OBJECTIVE
Print the records below exactly as they appear.

DATA TO PROCESS
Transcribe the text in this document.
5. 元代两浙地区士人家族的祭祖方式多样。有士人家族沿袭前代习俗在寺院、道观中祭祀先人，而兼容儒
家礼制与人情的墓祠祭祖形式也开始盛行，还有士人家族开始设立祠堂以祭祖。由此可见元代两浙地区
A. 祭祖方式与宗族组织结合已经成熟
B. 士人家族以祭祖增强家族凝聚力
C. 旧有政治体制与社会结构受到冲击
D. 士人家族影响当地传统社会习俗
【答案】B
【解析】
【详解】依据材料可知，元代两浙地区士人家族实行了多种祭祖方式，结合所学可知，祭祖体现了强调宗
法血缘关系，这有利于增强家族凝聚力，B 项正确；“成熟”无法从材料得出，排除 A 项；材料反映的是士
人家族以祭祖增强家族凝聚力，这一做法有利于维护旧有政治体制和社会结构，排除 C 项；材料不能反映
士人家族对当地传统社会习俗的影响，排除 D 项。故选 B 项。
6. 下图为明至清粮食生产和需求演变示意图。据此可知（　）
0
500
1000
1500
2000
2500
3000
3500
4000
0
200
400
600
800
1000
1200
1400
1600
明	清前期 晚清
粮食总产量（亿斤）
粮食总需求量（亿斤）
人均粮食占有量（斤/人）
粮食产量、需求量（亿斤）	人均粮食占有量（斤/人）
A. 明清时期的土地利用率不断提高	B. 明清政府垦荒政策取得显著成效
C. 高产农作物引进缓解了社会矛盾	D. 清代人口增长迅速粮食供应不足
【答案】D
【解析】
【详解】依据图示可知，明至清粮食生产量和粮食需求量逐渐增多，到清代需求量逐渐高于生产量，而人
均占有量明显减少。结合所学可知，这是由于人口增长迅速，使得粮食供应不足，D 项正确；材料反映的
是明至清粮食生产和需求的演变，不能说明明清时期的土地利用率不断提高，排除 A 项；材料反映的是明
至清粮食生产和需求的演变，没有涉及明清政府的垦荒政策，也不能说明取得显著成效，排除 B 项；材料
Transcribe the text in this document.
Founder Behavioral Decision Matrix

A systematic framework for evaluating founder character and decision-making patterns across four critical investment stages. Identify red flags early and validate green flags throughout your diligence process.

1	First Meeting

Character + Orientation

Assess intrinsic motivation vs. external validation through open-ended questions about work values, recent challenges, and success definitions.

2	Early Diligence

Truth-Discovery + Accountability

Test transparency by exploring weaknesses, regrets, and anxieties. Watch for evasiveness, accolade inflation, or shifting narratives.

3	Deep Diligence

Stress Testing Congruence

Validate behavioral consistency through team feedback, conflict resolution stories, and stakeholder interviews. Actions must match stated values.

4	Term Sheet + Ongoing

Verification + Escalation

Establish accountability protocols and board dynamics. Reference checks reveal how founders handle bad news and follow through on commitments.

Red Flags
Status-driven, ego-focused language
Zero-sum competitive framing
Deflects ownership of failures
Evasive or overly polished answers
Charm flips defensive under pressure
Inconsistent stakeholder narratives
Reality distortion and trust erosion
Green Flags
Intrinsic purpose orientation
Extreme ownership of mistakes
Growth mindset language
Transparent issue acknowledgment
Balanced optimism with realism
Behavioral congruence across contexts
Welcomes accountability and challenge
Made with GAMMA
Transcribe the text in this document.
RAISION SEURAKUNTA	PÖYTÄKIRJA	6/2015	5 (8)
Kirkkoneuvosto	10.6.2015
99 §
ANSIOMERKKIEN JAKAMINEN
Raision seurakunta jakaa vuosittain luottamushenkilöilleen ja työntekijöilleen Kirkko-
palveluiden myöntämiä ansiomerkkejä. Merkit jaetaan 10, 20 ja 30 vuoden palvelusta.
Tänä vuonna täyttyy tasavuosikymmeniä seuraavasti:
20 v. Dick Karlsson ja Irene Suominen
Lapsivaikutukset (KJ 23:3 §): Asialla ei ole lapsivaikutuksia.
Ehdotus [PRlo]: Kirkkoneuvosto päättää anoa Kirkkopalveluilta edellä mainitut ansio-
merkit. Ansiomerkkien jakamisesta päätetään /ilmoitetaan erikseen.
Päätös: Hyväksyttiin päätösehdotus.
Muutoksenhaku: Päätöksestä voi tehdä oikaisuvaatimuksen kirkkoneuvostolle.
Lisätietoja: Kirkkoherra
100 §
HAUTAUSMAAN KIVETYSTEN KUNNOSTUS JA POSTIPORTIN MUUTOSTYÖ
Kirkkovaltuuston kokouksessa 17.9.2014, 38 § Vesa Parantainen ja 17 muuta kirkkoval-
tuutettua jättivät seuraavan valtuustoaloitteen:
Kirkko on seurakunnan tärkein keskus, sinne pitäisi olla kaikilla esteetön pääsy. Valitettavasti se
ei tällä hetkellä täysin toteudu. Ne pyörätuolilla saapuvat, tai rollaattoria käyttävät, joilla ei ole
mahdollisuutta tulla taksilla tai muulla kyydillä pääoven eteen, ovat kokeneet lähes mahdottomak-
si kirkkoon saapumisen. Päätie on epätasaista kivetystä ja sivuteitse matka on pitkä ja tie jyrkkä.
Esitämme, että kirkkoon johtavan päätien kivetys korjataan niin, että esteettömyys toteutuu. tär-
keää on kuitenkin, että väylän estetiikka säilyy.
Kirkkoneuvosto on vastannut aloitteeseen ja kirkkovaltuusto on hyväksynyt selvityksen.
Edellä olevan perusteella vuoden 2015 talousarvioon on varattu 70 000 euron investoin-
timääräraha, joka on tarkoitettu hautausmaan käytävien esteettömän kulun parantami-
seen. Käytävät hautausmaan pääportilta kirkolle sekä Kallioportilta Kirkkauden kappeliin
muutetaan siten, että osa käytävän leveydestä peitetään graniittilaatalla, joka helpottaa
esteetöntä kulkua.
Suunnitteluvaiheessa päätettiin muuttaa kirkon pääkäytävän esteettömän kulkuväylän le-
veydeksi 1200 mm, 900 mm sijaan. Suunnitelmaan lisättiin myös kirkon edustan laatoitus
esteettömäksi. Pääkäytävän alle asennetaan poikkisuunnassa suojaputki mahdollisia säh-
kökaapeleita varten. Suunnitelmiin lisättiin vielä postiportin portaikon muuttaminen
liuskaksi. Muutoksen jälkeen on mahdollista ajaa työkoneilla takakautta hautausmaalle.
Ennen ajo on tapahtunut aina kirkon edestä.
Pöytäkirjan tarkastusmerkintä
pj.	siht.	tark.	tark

EXPECTED ANSWER
Transcribe the text in this document.
5. 元代两浙地区士人家族的祭祖方式多样。有士人家族沿袭前代习俗在寺院、道观中祭祀先人，而兼容儒
家礼制与人情的墓祠祭祖形式也开始盛行，还有士人家族开始设立祠堂以祭祖。由此可见元代两浙地区
A. 祭祖方式与宗族组织结合已经成熟
B. 士人家族以祭祖增强家族凝聚力
C. 旧有政治体制与社会结构受到冲击
D. 士人家族影响当地传统社会习俗
【答案】B
【解析】
【详解】依据材料可知，元代两浙地区士人家族实行了多种祭祖方式，结合所学可知，祭祖体现了强调宗
法血缘关系，这有利于增强家族凝聚力，B 项正确；“成熟”无法从材料得出，排除 A 项；材料反映的是士
人家族以祭祖增强家族凝聚力，这一做法有利于维护旧有政治体制和社会结构，排除 C 项；材料不能反映
士人家族对当地传统社会习俗的影响，排除 D 项。故选 B 项。
6. 下图为明至清粮食生产和需求演变示意图。据此可知（　）
0
500
1000
1500
2000
2500
3000
3500
4000
0
200
400
600
800
1000
1200
1400
1600
明	清前期 晚清
粮食总产量（亿斤）
粮食总需求量（亿斤）
人均粮食占有量（斤/人）
粮食产量、需求量（亿斤）	人均粮食占有量（斤/人）
A. 明清时期的土地利用率不断提高	B. 明清政府垦荒政策取得显著成效
C. 高产农作物引进缓解了社会矛盾	D. 清代人口增长迅速粮食供应不足
【答案】D
【解析】
【详解】依据图示可知，明至清粮食生产量和粮食需求量逐渐增多，到清代需求量逐渐高于生产量，而人
均占有量明显减少。结合所学可知，这是由于人口增长迅速，使得粮食供应不足，D 项正确；材料反映的
是明至清粮食生产和需求的演变，不能说明明清时期的土地利用率不断提高，排除 A 项；材料反映的是明
至清粮食生产和需求的演变，没有涉及明清政府的垦荒政策，也不能说明取得显著成效，排除 B 项；材料
Transcribe the text in this document.
Founder Behavioral Decision Matrix

A systematic framework for evaluating founder character and decision-making patterns across four critical investment stages. Identify red flags early and validate green flags throughout your diligence process.

1	First Meeting

Character + Orientation

Assess intrinsic motivation vs. external validation through open-ended questions about work values, recent challenges, and success definitions.

2	Early Diligence

Truth-Discovery + Accountability

Test transparency by exploring weaknesses, regrets, and anxieties. Watch for evasiveness, accolade inflation, or shifting narratives.

3	Deep Diligence

Stress Testing Congruence

Validate behavioral consistency through team feedback, conflict resolution stories, and stakeholder interviews. Actions must match stated values.

4	Term Sheet + Ongoing

Verification + Escalation

Establish accountability protocols and board dynamics. Reference checks reveal how founders handle bad news and follow through on commitments.

Red Flags
Status-driven, ego-focused language
Zero-sum competitive framing
Deflects ownership of failures
Evasive or overly polished answers
Charm flips defensive under pressure
Inconsistent stakeholder narratives
Reality distortion and trust erosion
Green Flags
Intrinsic purpose orientation
Extreme ownership of mistakes
Growth mindset language
Transparent issue acknowledgment
Balanced optimism with realism
Behavioral congruence across contexts
Welcomes accountability and challenge
Made with GAMMA
Transcribe the text in this document.
RAISION SEURAKUNTA	PÖYTÄKIRJA	6/2015	5 (8)
Kirkkoneuvosto	10.6.2015
99 §
ANSIOMERKKIEN JAKAMINEN
Raision seurakunta jakaa vuosittain luottamushenkilöilleen ja työntekijöilleen Kirkko-
palveluiden myöntämiä ansiomerkkejä. Merkit jaetaan 10, 20 ja 30 vuoden palvelusta.
Tänä vuonna täyttyy tasavuosikymmeniä seuraavasti:
20 v. Dick Karlsson ja Irene Suominen
Lapsivaikutukset (KJ 23:3 §): Asialla ei ole lapsivaikutuksia.
Ehdotus [PRlo]: Kirkkoneuvosto päättää anoa Kirkkopalveluilta edellä mainitut ansio-
merkit. Ansiomerkkien jakamisesta päätetään /ilmoitetaan erikseen.
Päätös: Hyväksyttiin päätösehdotus.
Muutoksenhaku: Päätöksestä voi tehdä oikaisuvaatimuksen kirkkoneuvostolle.
Lisätietoja: Kirkkoherra
100 §
HAUTAUSMAAN KIVETYSTEN KUNNOSTUS JA POSTIPORTIN MUUTOSTYÖ
Kirkkovaltuuston kokouksessa 17.9.2014, 38 § Vesa Parantainen ja 17 muuta kirkkoval-
tuutettua jättivät seuraavan valtuustoaloitteen:
Kirkko on seurakunnan tärkein keskus, sinne pitäisi olla kaikilla esteetön pääsy. Valitettavasti se
ei tällä hetkellä täysin toteudu. Ne pyörätuolilla saapuvat, tai rollaattoria käyttävät, joilla ei ole
mahdollisuutta tulla taksilla tai muulla kyydillä pääoven eteen, ovat kokeneet lähes mahdottomak-
si kirkkoon saapumisen. Päätie on epätasaista kivetystä ja sivuteitse matka on pitkä ja tie jyrkkä.
Esitämme, että kirkkoon johtavan päätien kivetys korjataan niin, että esteettömyys toteutuu. tär-
keää on kuitenkin, että väylän estetiikka säilyy.
Kirkkoneuvosto on vastannut aloitteeseen ja kirkkovaltuusto on hyväksynyt selvityksen.
Edellä olevan perusteella vuoden 2015 talousarvioon on varattu 70 000 euron investoin-
timääräraha, joka on tarkoitettu hautausmaan käytävien esteettömän kulun parantami-
seen. Käytävät hautausmaan pääportilta kirkolle sekä Kallioportilta Kirkkauden kappeliin
muutetaan siten, että osa käytävän leveydestä peitetään graniittilaatalla, joka helpottaa
esteetöntä kulkua.
Suunnitteluvaiheessa päätettiin muuttaa kirkon pääkäytävän esteettömän kulkuväylän le-
veydeksi 1200 mm, 900 mm sijaan. Suunnitelmaan lisättiin myös kirkon edustan laatoitus
esteettömäksi. Pääkäytävän alle asennetaan poikkisuunnassa suojaputki mahdollisia säh-
kökaapeleita varten. Suunnitelmiin lisättiin vielä postiportin portaikon muuttaminen
liuskaksi. Muutoksen jälkeen on mahdollista ajaa työkoneilla takakautta hautausmaalle.
Ennen ajo on tapahtunut aina kirkon edestä.
Pöytäkirjan tarkastusmerkintä
pj.	siht.	tark.	tark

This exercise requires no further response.